Stated goal
Rewrite everything from the line containing "extract all elements" down to the line containing "size-cell-value: 112 [603, 535, 660, 563]", swapping "row-label" for "row-header" and keeping all else unchanged. Give only those lines.

Provided data

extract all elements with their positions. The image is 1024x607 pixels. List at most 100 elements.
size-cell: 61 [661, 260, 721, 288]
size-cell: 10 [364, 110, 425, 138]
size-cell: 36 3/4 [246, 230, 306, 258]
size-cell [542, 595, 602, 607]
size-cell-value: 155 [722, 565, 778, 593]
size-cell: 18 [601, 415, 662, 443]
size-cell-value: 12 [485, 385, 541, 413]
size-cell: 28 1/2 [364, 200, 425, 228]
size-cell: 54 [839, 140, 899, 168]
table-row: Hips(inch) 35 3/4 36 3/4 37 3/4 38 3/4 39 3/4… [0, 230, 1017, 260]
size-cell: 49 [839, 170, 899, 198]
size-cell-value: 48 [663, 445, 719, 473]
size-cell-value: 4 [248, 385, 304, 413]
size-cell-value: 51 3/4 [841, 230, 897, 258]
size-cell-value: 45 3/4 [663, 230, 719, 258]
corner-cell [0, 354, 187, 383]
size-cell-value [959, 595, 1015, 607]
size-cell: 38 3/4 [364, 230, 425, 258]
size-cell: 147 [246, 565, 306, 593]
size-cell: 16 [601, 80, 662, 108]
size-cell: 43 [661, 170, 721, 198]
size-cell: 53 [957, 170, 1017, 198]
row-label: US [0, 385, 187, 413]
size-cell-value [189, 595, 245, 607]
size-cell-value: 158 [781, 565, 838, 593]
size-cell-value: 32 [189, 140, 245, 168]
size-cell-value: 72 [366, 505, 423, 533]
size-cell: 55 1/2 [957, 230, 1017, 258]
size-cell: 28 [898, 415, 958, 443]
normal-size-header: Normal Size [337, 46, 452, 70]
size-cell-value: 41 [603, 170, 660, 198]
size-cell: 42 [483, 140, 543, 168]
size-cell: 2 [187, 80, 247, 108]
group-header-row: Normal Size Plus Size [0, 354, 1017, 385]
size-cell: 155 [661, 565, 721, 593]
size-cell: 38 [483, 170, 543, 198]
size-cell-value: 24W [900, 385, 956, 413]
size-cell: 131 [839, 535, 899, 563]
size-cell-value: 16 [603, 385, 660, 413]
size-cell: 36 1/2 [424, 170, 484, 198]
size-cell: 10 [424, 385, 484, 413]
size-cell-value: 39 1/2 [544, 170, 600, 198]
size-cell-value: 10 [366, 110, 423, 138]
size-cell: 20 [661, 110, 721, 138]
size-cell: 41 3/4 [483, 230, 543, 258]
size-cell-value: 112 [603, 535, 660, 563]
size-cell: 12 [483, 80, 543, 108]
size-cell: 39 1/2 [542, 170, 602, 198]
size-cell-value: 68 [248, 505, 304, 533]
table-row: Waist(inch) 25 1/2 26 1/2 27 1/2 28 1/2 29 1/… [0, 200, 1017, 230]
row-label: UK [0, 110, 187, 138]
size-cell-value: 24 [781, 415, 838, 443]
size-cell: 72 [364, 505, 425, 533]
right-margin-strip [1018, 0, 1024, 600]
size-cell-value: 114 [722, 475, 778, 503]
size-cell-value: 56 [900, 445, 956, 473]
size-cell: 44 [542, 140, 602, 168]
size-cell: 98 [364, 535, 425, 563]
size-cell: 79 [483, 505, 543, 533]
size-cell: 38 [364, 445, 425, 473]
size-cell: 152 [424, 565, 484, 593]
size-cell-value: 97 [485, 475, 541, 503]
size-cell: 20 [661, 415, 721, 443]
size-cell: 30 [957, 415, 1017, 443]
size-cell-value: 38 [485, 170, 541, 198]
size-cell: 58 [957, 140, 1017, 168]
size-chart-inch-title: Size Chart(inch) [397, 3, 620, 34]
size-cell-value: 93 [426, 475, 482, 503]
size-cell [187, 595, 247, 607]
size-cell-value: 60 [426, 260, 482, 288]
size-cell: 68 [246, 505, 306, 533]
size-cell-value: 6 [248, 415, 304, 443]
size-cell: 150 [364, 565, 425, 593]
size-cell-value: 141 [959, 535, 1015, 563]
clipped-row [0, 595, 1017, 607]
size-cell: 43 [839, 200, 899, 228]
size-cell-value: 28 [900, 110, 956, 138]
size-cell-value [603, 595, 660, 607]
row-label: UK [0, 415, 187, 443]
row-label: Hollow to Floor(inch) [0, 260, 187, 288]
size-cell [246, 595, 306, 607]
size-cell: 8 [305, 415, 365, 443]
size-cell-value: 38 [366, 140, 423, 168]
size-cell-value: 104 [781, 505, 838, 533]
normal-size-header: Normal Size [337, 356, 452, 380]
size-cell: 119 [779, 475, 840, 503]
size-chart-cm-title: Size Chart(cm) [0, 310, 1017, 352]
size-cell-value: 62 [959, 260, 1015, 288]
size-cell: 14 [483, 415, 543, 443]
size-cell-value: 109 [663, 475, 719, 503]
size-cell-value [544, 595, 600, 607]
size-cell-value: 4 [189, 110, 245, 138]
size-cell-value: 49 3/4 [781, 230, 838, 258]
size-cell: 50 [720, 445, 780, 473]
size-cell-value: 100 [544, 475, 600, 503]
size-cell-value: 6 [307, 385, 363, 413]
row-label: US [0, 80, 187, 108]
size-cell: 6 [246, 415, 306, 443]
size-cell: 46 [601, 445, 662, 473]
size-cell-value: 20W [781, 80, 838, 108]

---

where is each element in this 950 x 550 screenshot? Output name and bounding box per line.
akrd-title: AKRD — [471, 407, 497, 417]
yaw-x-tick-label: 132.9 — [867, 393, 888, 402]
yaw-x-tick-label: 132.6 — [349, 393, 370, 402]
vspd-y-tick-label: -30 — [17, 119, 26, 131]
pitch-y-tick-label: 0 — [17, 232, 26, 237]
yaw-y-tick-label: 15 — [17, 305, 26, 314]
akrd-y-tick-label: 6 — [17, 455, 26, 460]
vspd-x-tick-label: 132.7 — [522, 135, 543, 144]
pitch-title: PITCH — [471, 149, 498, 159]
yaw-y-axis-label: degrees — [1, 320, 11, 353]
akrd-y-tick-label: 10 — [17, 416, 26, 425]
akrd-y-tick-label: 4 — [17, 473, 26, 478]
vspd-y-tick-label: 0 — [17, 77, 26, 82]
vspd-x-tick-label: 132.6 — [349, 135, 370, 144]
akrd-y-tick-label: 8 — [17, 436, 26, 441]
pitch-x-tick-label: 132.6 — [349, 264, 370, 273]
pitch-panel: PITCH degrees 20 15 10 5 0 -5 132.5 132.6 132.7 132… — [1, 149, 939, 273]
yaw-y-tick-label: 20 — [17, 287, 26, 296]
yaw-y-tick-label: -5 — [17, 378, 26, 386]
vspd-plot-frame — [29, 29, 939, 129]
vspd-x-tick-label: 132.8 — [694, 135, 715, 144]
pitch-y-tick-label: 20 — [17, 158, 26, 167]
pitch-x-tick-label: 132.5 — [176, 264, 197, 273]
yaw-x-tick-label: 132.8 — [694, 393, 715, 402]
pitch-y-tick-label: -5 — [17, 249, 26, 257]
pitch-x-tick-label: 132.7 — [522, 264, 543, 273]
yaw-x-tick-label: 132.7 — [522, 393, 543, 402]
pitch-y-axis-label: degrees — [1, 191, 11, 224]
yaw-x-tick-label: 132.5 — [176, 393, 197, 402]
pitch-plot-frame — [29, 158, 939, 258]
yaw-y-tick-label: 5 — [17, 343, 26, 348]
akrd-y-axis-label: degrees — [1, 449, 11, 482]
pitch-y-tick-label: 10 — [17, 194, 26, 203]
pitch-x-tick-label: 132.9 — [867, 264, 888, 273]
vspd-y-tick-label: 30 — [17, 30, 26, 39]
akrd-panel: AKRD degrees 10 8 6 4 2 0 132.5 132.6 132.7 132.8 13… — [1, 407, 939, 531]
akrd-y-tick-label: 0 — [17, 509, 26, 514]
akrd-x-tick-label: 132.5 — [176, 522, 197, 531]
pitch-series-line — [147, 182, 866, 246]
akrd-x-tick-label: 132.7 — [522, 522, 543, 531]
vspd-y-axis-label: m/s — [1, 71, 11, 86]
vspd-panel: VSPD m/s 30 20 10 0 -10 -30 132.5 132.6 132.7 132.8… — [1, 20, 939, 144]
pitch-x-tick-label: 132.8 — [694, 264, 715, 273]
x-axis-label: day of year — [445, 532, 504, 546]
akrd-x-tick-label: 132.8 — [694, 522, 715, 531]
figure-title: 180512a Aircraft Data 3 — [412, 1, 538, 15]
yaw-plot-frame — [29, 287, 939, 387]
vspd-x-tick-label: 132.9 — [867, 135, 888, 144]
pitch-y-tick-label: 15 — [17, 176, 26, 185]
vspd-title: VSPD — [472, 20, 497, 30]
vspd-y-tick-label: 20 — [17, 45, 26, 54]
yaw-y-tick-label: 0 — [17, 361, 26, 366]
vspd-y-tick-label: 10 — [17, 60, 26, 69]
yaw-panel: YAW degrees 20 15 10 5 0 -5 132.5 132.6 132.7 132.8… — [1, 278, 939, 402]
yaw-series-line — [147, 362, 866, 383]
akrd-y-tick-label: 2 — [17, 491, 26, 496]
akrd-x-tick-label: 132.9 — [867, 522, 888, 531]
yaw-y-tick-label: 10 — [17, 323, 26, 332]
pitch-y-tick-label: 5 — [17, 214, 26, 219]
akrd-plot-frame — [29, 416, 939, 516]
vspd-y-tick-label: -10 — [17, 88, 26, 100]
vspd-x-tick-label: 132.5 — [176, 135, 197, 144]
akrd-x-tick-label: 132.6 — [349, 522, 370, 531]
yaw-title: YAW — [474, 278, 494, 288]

Task solution
extract all elements with their positions. The image is 1024x607 pixels. List at most 100 elements.
size-cell: 61 [661, 260, 721, 288]
size-cell: 10 [364, 110, 425, 138]
size-cell: 36 3/4 [246, 230, 306, 258]
size-cell [542, 595, 602, 607]
size-cell-value: 155 [722, 565, 778, 593]
size-cell: 18 [601, 415, 662, 443]
size-cell-value: 12 [485, 385, 541, 413]
size-cell: 28 1/2 [364, 200, 425, 228]
size-cell: 54 [839, 140, 899, 168]
table-row: Hips(inch) 35 3/4 36 3/4 37 3/4 38 3/4 39 3/4… [0, 230, 1017, 260]
size-cell: 49 [839, 170, 899, 198]
size-cell-value: 48 [663, 445, 719, 473]
size-cell-value: 4 [248, 385, 304, 413]
size-cell-value: 51 3/4 [841, 230, 897, 258]
size-cell-value: 45 3/4 [663, 230, 719, 258]
corner-cell [0, 354, 187, 383]
size-cell-value [959, 595, 1015, 607]
size-cell: 38 3/4 [364, 230, 425, 258]
size-cell: 147 [246, 565, 306, 593]
size-cell: 16 [601, 80, 662, 108]
size-cell: 43 [661, 170, 721, 198]
size-cell: 53 [957, 170, 1017, 198]
row-header: US [0, 385, 187, 413]
size-cell-value [189, 595, 245, 607]
size-cell-value: 158 [781, 565, 838, 593]
size-cell-value: 32 [189, 140, 245, 168]
size-cell-value: 72 [366, 505, 423, 533]
size-cell: 55 1/2 [957, 230, 1017, 258]
size-cell: 28 [898, 415, 958, 443]
normal-size-header: Normal Size [337, 46, 452, 70]
size-cell-value: 41 [603, 170, 660, 198]
size-cell: 42 [483, 140, 543, 168]
size-cell: 2 [187, 80, 247, 108]
group-header-row: Normal Size Plus Size [0, 354, 1017, 385]
size-cell: 155 [661, 565, 721, 593]
size-cell: 38 [483, 170, 543, 198]
size-cell-value: 24W [900, 385, 956, 413]
size-cell: 131 [839, 535, 899, 563]
size-cell-value: 16 [603, 385, 660, 413]
size-cell: 36 1/2 [424, 170, 484, 198]
size-cell: 10 [424, 385, 484, 413]
size-cell-value: 39 1/2 [544, 170, 600, 198]
size-cell-value: 10 [366, 110, 423, 138]
size-cell: 20 [661, 110, 721, 138]
size-cell: 41 3/4 [483, 230, 543, 258]
size-cell-value: 112 [603, 535, 660, 563]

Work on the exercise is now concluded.